— To do —
Output all lines exactly.
──────── Rows ────────
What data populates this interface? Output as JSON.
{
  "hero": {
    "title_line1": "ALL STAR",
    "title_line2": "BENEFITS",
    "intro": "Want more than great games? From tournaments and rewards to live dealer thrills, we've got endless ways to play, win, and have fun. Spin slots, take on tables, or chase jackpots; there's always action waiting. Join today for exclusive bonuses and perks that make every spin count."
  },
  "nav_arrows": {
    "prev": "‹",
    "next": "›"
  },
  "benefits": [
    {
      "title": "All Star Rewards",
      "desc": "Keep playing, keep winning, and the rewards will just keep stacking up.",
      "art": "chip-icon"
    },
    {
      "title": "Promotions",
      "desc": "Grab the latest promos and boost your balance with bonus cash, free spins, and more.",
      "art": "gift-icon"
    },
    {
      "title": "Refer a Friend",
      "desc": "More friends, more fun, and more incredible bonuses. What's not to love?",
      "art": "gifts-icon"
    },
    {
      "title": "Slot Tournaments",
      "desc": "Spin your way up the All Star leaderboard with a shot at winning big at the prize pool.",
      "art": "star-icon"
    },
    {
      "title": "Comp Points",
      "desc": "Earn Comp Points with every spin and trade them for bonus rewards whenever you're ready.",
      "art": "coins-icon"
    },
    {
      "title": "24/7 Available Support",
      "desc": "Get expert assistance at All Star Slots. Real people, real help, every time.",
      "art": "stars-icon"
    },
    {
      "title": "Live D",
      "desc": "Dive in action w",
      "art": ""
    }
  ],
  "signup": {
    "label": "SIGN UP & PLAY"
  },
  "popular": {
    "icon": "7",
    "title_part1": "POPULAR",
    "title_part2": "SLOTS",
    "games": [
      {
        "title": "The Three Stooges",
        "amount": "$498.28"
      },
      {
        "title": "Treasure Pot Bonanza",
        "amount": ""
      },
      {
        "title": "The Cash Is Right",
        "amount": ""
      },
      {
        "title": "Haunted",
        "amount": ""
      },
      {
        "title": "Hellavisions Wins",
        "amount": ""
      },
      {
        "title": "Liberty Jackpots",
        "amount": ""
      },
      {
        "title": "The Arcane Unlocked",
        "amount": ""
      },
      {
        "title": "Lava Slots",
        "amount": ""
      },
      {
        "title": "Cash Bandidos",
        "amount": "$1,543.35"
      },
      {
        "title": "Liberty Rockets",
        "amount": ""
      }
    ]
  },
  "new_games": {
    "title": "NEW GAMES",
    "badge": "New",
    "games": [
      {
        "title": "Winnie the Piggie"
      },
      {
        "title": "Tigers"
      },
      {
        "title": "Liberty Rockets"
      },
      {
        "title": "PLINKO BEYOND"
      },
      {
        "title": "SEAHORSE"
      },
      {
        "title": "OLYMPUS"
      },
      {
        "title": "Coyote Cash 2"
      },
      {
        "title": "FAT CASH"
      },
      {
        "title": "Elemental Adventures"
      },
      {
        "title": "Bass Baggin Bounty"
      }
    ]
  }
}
────────
— Exercise output —
What data populates this interface? Output as JSON.
{
  "hero": {
    "title_line1": "ALL STAR",
    "title_line2": "BENEFITS",
    "intro": "Want more than great games? From tournaments and rewards to live dealer thrills, we've got endless ways to play, win, and have fun. Spin slots, take on tables, or chase jackpots; there's always action waiting. Join today for exclusive bonuses and perks that make every spin count."
  },
  "nav_arrows": {
    "prev": "‹",
    "next": "›"
  },
  "benefits": [
    {
      "title": "All Star Rewards",
      "desc": "Keep playing, keep winning, and the rewards will just keep stacking up.",
      "art": "chip-icon"
    },
    {
      "title": "Promotions",
      "desc": "Grab the latest promos and boost your balance with bonus cash, free spins, and more.",
      "art": "gift-icon"
    },
    {
      "title": "Refer a Friend",
      "desc": "More friends, more fun, and more incredible bonuses. What's not to love?",
      "art": "gifts-icon"
    },
    {
      "title": "Slot Tournaments",
      "desc": "Spin your way up the All Star leaderboard with a shot at winning big at the prize pool.",
      "art": "star-icon"
    },
    {
      "title": "Comp Points",
      "desc": "Earn Comp Points with every spin and trade them for bonus rewards whenever you're ready.",
      "art": "coins-icon"
    },
    {
      "title": "24/7 Available Support",
      "desc": "Get expert assistance at All Star Slots. Real people, real help, every time.",
      "art": "stars-icon"
    },
    {
      "title": "Live D",
      "desc": "Dive in action w",
      "art": ""
    }
  ],
  "signup": {
    "label": "SIGN UP & PLAY"
  },
  "popular": {
    "icon": "7",
    "title_part1": "POPULAR",
    "title_part2": "SLOTS",
    "games": [
      {
        "title": "The Three Stooges",
        "amount": "$498.28"
      },
      {
        "title": "Treasure Pot Bonanza",
        "amount": ""
      },
      {
        "title": "The Cash Is Right",
        "amount": ""
      },
      {
        "title": "Haunted",
        "amount": ""
      },
      {
        "title": "Hellavisions Wins",
        "amount": ""
      },
      {
        "title": "Liberty Jackpots",
        "amount": ""
      },
      {
        "title": "The Arcane Unlocked",
        "amount": ""
      },
      {
        "title": "Lava Slots",
        "amount": ""
      },
      {
        "title": "Cash Bandidos",
        "amount": "$1,543.35"
      },
      {
        "title": "Liberty Rockets",
        "amount": ""
      }
    ]
  },
  "new_games": {
    "title": "NEW GAMES",
    "badge": "New",
    "games": [
      {
        "title": "Winnie the Piggie"
      },
      {
        "title": "Tigers"
      },
      {
        "title": "Liberty Rockets"
      },
      {
        "title": "PLINKO BEYOND"
      },
      {
        "title": "SEAHORSE"
      },
      {
        "title": "OLYMPUS"
      },
      {
        "title": "Coyote Cash 2"
      },
      {
        "title": "FAT CASH"
      },
      {
        "title": "Elemental Adventures"
      },
      {
        "title": "Bass Baggin Bounty"
      }
    ]
  }
}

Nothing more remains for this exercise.